— Written task —
Make an exact copy of the records, with the images left out.

— Data for this task —
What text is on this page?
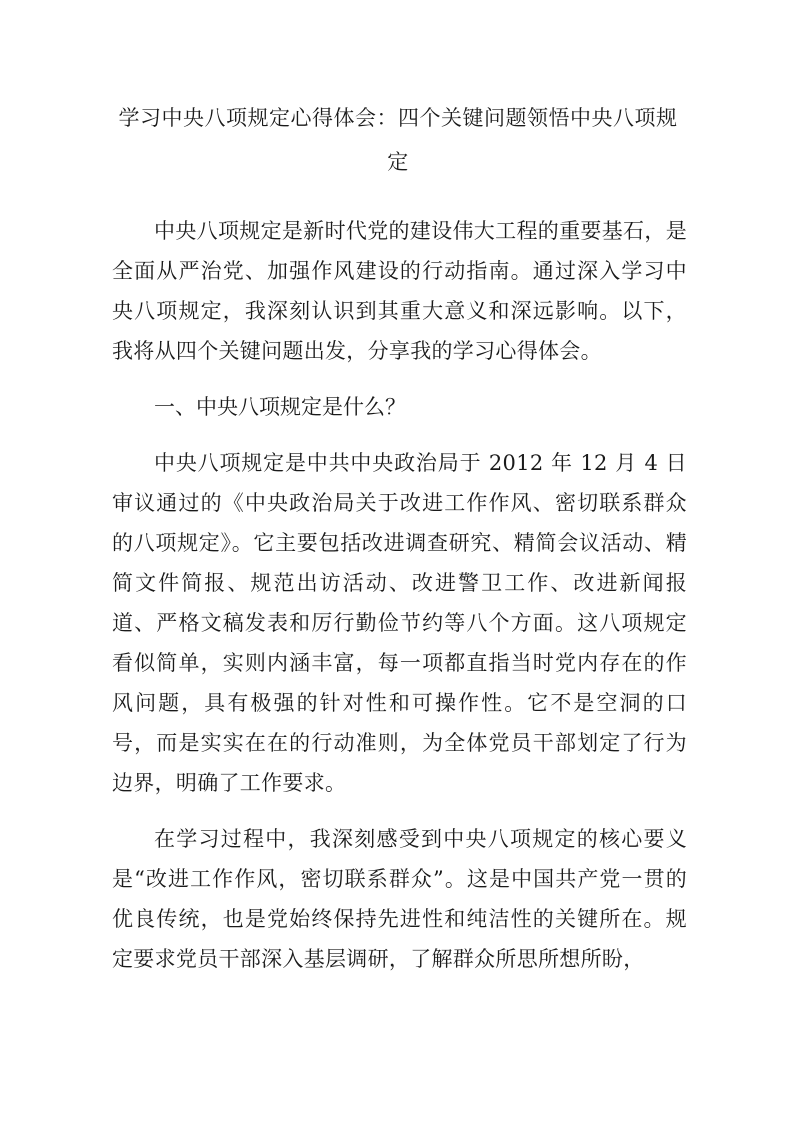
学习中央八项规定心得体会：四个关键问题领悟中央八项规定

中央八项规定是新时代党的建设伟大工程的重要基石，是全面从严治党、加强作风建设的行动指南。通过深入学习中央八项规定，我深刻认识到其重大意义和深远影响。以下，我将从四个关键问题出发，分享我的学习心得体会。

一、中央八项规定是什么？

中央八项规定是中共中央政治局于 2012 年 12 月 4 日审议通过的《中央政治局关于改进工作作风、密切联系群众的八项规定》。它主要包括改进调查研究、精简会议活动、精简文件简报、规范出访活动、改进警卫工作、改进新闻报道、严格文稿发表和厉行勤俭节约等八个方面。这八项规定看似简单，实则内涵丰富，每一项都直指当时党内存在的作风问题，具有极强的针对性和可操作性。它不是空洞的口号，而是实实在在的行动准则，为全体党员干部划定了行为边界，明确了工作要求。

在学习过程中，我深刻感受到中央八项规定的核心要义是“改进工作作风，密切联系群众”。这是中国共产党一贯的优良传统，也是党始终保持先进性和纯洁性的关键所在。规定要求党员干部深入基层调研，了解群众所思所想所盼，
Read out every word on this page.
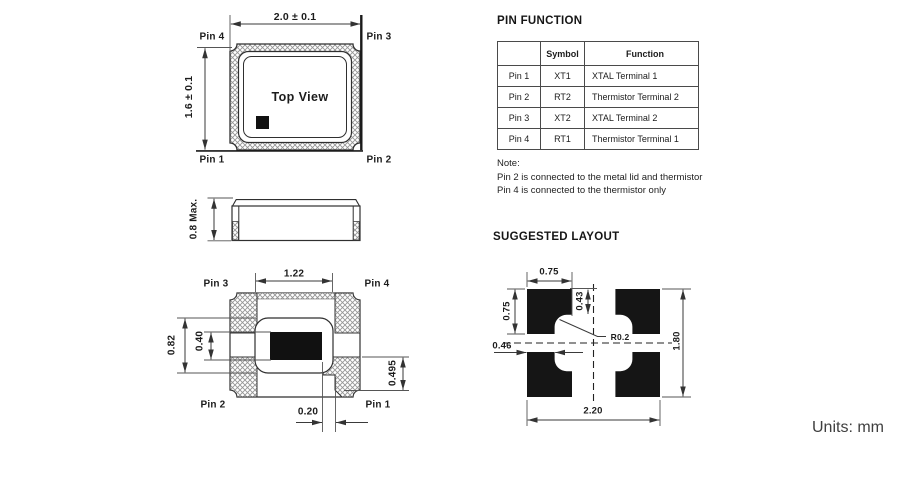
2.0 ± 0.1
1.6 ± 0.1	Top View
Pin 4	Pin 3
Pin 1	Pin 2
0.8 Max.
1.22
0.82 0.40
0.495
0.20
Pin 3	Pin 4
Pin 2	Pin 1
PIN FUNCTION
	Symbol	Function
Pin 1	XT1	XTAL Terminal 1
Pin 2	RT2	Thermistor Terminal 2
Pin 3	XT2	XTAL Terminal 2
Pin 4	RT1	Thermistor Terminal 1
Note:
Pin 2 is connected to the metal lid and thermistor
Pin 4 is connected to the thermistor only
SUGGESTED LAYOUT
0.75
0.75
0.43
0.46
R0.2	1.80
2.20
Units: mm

— Complete answer —
What text is on this page?
学习中央八项规定心得体会：四个关键问题领悟中央八项规定

中央八项规定是新时代党的建设伟大工程的重要基石，是全面从严治党、加强作风建设的行动指南。通过深入学习中央八项规定，我深刻认识到其重大意义和深远影响。以下，我将从四个关键问题出发，分享我的学习心得体会。

一、中央八项规定是什么？

中央八项规定是中共中央政治局于 2012 年 12 月 4 日审议通过的《中央政治局关于改进工作作风、密切联系群众的八项规定》。它主要包括改进调查研究、精简会议活动、精简文件简报、规范出访活动、改进警卫工作、改进新闻报道、严格文稿发表和厉行勤俭节约等八个方面。这八项规定看似简单，实则内涵丰富，每一项都直指当时党内存在的作风问题，具有极强的针对性和可操作性。它不是空洞的口号，而是实实在在的行动准则，为全体党员干部划定了行为边界，明确了工作要求。

在学习过程中，我深刻感受到中央八项规定的核心要义是“改进工作作风，密切联系群众”。这是中国共产党一贯的优良传统，也是党始终保持先进性和纯洁性的关键所在。规定要求党员干部深入基层调研，了解群众所思所想所盼，
Read out every word on this page.
2.0 ± 0.1
1.6 ± 0.1	Top View
Pin 4	Pin 3
Pin 1	Pin 2
0.8 Max.
1.22
0.82 0.40
0.495
0.20
Pin 3	Pin 4
Pin 2	Pin 1
PIN FUNCTION
	Symbol	Function
Pin 1	XT1	XTAL Terminal 1
Pin 2	RT2	Thermistor Terminal 2
Pin 3	XT2	XTAL Terminal 2
Pin 4	RT1	Thermistor Terminal 1
Note:
Pin 2 is connected to the metal lid and thermistor
Pin 4 is connected to the thermistor only
SUGGESTED LAYOUT
0.75
0.75
0.43
0.46
R0.2	1.80
2.20
Units: mm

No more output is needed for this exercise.